### Requirements:
Restate the full set of records exactly, without adding or dropping a word.

· · · · · · ·

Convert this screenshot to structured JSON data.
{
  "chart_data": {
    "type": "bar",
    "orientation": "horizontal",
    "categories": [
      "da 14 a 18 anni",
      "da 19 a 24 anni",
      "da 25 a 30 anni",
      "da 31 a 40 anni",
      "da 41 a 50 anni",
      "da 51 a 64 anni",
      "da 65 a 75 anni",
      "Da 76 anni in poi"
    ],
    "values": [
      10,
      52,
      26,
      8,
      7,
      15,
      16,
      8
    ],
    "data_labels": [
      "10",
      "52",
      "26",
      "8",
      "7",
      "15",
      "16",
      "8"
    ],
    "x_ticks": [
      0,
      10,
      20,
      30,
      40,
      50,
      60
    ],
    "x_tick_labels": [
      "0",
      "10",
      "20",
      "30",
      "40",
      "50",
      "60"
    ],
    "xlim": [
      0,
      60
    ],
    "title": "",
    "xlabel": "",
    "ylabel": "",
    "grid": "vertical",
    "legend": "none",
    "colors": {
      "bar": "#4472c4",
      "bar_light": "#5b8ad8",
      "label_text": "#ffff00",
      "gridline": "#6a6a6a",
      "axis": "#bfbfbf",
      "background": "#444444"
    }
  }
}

· · · · · · ·

### The answer:
Convert this screenshot to structured JSON data.
{
  "chart_data": {
    "type": "bar",
    "orientation": "horizontal",
    "categories": [
      "da 14 a 18 anni",
      "da 19 a 24 anni",
      "da 25 a 30 anni",
      "da 31 a 40 anni",
      "da 41 a 50 anni",
      "da 51 a 64 anni",
      "da 65 a 75 anni",
      "Da 76 anni in poi"
    ],
    "values": [
      10,
      52,
      26,
      8,
      7,
      15,
      16,
      8
    ],
    "data_labels": [
      "10",
      "52",
      "26",
      "8",
      "7",
      "15",
      "16",
      "8"
    ],
    "x_ticks": [
      0,
      10,
      20,
      30,
      40,
      50,
      60
    ],
    "x_tick_labels": [
      "0",
      "10",
      "20",
      "30",
      "40",
      "50",
      "60"
    ],
    "xlim": [
      0,
      60
    ],
    "title": "",
    "xlabel": "",
    "ylabel": "",
    "grid": "vertical",
    "legend": "none",
    "colors": {
      "bar": "#4472c4",
      "bar_light": "#5b8ad8",
      "label_text": "#ffff00",
      "gridline": "#6a6a6a",
      "axis": "#bfbfbf",
      "background": "#444444"
    }
  }
}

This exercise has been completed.